Stated task:
Reproduce all of the data exactly.

Dataset excerpt:
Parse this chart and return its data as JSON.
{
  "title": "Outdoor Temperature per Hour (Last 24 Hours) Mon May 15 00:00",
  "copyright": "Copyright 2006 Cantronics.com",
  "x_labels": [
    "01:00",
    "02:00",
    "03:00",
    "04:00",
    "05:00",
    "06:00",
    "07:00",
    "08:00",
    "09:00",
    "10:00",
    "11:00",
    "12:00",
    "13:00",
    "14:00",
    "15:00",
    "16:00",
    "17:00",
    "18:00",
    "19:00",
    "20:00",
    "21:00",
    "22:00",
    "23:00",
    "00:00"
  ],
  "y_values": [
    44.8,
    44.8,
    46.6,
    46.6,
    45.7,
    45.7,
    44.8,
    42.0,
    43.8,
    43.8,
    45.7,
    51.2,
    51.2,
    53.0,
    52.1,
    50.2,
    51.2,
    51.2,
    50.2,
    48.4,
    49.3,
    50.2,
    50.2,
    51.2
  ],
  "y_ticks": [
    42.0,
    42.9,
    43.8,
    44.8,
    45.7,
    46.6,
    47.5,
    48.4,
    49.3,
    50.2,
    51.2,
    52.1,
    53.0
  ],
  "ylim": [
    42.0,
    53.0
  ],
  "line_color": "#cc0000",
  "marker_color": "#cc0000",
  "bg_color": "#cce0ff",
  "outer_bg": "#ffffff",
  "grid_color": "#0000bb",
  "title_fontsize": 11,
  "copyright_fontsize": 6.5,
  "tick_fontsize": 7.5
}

Output for this task:
Parse this chart and return its data as JSON.
{
  "title": "Outdoor Temperature per Hour (Last 24 Hours) Mon May 15 00:00",
  "copyright": "Copyright 2006 Cantronics.com",
  "x_labels": [
    "01:00",
    "02:00",
    "03:00",
    "04:00",
    "05:00",
    "06:00",
    "07:00",
    "08:00",
    "09:00",
    "10:00",
    "11:00",
    "12:00",
    "13:00",
    "14:00",
    "15:00",
    "16:00",
    "17:00",
    "18:00",
    "19:00",
    "20:00",
    "21:00",
    "22:00",
    "23:00",
    "00:00"
  ],
  "y_values": [
    44.8,
    44.8,
    46.6,
    46.6,
    45.7,
    45.7,
    44.8,
    42.0,
    43.8,
    43.8,
    45.7,
    51.2,
    51.2,
    53.0,
    52.1,
    50.2,
    51.2,
    51.2,
    50.2,
    48.4,
    49.3,
    50.2,
    50.2,
    51.2
  ],
  "y_ticks": [
    42.0,
    42.9,
    43.8,
    44.8,
    45.7,
    46.6,
    47.5,
    48.4,
    49.3,
    50.2,
    51.2,
    52.1,
    53.0
  ],
  "ylim": [
    42.0,
    53.0
  ],
  "line_color": "#cc0000",
  "marker_color": "#cc0000",
  "bg_color": "#cce0ff",
  "outer_bg": "#ffffff",
  "grid_color": "#0000bb",
  "title_fontsize": 11,
  "copyright_fontsize": 6.5,
  "tick_fontsize": 7.5
}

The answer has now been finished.